** TASK GOAL **
Report how many lines in the listing below include the word "прочность". Write nothing besides the number.

** RECORDED DATA **
┏━━

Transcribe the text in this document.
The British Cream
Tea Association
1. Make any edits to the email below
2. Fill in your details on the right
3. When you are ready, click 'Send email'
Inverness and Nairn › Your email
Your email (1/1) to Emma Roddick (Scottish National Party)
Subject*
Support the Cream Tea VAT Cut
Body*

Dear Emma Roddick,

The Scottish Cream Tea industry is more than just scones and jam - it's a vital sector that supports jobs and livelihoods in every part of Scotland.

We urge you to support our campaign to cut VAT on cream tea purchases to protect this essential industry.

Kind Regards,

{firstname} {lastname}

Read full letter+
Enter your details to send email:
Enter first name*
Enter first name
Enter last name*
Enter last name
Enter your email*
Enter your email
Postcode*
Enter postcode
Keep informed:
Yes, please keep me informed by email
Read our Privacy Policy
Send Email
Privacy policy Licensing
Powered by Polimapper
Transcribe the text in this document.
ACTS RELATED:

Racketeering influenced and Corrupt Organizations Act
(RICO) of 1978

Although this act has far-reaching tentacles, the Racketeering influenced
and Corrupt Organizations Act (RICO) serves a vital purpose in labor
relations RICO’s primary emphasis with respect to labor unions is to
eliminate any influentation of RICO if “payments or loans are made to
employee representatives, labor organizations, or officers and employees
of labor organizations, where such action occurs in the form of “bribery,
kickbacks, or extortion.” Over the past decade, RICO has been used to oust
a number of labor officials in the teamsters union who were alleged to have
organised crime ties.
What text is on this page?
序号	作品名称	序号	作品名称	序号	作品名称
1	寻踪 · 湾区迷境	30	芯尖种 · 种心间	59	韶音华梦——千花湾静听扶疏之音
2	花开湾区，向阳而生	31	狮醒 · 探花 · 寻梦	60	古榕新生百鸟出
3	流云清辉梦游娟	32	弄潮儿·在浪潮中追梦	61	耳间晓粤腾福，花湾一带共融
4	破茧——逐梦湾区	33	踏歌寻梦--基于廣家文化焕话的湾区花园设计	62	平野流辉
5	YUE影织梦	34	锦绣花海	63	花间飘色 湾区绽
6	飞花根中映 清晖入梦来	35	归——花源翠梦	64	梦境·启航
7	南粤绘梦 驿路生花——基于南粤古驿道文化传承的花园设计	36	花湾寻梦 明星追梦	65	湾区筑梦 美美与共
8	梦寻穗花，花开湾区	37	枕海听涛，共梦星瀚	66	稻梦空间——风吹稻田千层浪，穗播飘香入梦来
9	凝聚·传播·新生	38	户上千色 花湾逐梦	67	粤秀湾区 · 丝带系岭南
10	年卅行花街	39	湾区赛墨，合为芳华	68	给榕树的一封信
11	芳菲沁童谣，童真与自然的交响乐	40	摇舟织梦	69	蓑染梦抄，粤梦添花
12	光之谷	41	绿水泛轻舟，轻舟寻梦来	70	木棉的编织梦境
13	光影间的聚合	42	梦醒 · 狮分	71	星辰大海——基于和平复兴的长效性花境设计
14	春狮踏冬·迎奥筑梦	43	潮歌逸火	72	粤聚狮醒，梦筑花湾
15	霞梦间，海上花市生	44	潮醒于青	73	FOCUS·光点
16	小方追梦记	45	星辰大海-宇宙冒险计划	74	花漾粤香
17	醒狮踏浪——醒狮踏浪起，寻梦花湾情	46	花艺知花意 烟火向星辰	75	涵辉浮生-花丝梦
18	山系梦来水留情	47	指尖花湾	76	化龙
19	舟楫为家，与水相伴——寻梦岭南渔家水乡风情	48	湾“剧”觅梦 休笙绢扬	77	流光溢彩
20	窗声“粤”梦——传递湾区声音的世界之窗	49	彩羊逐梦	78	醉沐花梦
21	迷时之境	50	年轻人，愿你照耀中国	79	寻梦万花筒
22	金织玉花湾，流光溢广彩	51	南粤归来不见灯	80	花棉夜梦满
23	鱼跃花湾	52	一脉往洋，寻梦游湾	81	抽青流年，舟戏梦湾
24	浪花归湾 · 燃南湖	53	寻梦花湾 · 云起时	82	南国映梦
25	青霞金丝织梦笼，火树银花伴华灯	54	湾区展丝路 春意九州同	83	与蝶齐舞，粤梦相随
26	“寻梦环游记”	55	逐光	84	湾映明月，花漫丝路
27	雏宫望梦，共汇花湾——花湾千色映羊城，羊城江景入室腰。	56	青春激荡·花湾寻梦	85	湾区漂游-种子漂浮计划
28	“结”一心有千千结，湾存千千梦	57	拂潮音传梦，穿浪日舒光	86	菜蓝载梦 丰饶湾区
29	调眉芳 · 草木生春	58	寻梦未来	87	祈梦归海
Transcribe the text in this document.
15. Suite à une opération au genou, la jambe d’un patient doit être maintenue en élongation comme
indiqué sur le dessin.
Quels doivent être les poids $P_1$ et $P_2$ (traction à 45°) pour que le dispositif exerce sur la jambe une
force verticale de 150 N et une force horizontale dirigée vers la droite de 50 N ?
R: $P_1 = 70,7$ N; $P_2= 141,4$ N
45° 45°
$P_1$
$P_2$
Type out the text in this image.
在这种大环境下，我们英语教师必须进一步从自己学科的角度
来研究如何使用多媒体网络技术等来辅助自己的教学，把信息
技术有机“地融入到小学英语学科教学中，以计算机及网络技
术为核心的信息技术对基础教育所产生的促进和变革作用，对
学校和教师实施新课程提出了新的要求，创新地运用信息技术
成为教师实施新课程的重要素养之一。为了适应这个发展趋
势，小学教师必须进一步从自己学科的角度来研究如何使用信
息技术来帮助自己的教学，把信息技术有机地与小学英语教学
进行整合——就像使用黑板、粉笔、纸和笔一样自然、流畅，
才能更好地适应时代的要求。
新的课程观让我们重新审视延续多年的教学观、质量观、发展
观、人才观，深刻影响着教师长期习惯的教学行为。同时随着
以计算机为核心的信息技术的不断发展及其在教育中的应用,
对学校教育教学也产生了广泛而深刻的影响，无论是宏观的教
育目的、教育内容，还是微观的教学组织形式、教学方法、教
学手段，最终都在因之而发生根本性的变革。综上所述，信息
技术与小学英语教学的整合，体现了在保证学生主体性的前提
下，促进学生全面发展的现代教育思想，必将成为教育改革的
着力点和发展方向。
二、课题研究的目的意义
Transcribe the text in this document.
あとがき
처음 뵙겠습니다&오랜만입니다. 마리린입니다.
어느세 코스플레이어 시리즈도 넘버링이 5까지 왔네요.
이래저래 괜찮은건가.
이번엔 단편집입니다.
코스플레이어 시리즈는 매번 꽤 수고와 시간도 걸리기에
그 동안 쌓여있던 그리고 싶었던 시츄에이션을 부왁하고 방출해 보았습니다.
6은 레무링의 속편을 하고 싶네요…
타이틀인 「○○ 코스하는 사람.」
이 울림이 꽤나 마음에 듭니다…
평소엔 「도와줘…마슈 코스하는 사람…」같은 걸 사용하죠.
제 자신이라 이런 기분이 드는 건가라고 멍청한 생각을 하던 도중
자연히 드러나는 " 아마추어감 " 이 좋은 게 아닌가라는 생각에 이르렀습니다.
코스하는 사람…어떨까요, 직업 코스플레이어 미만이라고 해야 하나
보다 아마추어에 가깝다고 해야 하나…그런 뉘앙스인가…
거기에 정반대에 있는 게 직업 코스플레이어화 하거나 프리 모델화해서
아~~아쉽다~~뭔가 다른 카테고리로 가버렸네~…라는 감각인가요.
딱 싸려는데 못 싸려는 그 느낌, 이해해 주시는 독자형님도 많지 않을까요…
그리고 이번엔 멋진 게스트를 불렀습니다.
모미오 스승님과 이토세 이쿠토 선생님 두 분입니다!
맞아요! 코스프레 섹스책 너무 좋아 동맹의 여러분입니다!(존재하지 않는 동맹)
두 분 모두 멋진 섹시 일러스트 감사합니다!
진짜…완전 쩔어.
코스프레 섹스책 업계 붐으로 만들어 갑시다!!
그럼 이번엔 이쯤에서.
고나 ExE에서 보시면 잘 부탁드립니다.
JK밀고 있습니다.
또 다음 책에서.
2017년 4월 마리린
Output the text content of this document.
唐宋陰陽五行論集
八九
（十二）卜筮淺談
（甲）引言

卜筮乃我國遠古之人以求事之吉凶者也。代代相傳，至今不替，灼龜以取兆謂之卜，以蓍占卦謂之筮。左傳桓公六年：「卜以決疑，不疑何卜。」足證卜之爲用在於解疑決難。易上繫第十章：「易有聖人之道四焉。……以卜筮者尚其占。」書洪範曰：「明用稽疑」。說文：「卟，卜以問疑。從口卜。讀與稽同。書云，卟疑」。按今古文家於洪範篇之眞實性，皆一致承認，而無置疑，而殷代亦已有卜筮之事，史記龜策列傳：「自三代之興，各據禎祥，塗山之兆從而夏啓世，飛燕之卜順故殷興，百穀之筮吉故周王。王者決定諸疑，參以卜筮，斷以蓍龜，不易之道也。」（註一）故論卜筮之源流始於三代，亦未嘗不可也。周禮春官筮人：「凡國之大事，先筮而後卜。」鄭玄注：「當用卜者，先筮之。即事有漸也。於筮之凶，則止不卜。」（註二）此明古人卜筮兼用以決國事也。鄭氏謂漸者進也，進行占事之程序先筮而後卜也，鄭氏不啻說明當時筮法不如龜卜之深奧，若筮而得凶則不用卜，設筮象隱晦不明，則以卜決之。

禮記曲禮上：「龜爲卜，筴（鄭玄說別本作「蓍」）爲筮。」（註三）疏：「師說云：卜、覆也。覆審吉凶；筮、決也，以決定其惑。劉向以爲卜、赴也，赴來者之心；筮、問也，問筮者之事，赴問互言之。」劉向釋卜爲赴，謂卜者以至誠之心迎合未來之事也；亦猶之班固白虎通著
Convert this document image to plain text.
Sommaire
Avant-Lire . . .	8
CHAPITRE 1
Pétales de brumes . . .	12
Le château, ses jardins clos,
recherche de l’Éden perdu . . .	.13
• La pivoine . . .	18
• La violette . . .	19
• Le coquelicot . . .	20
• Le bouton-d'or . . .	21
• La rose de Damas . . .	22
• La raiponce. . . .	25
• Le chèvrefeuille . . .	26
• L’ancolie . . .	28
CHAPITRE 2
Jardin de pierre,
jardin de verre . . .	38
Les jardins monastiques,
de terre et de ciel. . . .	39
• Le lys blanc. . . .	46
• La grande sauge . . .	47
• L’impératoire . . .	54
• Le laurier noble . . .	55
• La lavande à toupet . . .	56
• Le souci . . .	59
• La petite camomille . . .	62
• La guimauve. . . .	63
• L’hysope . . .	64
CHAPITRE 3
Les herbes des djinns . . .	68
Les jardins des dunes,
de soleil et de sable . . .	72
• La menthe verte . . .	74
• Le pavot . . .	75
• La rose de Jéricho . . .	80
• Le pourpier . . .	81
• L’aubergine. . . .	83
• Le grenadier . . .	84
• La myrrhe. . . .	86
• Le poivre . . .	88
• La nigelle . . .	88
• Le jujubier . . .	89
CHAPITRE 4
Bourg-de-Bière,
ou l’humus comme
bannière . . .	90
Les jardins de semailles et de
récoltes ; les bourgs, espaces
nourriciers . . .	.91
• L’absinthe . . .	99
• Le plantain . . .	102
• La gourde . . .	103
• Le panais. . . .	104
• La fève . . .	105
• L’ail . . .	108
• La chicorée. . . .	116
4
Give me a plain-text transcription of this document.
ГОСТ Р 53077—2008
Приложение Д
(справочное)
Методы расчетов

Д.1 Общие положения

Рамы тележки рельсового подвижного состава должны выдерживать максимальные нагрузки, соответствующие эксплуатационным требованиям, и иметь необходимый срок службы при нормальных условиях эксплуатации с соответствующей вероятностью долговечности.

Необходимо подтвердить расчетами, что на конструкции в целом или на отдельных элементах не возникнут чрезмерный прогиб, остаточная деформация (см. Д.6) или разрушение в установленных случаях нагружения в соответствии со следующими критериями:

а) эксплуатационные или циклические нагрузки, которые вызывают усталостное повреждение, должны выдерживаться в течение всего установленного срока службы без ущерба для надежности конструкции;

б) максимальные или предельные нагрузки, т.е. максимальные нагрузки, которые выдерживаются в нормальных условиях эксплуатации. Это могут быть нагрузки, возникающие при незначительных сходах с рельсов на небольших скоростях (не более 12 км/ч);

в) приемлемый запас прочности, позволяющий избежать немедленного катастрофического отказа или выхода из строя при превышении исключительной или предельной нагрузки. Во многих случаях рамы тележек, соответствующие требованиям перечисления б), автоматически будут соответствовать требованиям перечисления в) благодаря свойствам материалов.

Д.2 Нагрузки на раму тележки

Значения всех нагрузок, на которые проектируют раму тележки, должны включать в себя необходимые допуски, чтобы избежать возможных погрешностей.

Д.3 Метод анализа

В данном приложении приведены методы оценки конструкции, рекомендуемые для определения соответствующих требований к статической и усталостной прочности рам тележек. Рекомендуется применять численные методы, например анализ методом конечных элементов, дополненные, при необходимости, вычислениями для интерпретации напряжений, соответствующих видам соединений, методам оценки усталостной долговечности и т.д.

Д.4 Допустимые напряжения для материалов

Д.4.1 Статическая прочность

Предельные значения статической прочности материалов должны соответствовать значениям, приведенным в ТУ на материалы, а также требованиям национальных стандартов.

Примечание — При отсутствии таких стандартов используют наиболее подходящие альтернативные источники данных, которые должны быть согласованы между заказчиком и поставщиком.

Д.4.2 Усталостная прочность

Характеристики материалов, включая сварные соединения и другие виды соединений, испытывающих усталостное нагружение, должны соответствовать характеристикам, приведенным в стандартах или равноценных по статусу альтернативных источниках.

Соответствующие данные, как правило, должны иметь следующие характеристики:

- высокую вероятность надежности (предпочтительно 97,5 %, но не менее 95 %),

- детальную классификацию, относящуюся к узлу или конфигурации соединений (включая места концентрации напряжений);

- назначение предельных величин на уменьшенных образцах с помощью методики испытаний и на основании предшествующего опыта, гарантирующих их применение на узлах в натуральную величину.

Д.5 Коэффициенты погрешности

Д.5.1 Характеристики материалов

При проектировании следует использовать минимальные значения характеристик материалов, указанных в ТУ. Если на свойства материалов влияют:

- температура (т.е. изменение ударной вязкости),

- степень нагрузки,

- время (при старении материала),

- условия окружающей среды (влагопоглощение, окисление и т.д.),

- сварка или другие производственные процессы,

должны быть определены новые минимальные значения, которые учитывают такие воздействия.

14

┗━━

** FULL RESPONSE **
2